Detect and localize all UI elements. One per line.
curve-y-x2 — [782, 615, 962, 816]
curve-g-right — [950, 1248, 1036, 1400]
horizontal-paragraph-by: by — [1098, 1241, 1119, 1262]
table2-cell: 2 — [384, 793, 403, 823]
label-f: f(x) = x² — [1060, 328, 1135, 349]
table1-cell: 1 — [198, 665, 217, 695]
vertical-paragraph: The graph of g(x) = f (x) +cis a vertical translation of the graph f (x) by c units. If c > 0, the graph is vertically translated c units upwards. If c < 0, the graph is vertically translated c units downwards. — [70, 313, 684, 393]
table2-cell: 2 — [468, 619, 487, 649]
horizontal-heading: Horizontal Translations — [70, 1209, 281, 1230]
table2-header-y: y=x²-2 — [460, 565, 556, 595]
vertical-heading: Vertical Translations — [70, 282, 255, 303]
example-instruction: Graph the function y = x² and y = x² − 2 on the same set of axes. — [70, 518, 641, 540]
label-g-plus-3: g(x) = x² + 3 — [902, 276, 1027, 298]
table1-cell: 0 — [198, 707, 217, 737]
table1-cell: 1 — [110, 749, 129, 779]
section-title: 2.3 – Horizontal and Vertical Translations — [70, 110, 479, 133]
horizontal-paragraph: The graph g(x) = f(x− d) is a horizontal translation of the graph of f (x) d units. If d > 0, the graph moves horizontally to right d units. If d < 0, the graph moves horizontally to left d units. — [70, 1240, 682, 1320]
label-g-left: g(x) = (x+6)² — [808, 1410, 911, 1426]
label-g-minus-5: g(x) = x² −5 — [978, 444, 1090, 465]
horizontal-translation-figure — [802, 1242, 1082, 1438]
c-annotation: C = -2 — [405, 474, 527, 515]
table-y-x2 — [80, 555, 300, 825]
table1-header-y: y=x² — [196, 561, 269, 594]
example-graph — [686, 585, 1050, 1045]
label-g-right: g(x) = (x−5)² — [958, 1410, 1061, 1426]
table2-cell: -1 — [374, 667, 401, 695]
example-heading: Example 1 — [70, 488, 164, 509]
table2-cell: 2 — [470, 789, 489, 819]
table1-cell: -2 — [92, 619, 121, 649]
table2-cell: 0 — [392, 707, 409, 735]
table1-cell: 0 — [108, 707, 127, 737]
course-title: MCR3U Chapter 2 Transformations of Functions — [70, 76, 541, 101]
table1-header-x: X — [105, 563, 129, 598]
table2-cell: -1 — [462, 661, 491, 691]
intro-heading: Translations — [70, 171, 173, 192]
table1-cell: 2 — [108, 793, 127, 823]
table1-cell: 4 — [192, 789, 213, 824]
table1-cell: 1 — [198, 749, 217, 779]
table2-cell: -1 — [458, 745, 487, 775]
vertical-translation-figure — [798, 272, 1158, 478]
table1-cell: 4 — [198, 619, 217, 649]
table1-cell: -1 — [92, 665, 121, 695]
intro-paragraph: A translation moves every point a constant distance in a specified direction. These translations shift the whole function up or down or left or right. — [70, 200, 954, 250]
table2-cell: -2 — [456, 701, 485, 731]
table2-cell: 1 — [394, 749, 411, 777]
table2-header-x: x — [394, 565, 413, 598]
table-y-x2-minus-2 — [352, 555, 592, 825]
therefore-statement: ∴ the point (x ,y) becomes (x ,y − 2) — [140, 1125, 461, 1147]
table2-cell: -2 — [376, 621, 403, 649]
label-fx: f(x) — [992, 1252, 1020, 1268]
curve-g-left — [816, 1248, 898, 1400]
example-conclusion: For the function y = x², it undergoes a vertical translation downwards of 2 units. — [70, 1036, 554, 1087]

→ **Task goal**
Print the entries word for word, from the first line down to and including the line that contains "table1-cell: 1 — [198, 665, 217, 695]".

→ **Exercise answer**
Detect and localize all UI elements. One per line.
curve-y-x2 — [782, 615, 962, 816]
curve-g-right — [950, 1248, 1036, 1400]
horizontal-paragraph-by: by — [1098, 1241, 1119, 1262]
table2-cell: 2 — [384, 793, 403, 823]
label-f: f(x) = x² — [1060, 328, 1135, 349]
table1-cell: 1 — [198, 665, 217, 695]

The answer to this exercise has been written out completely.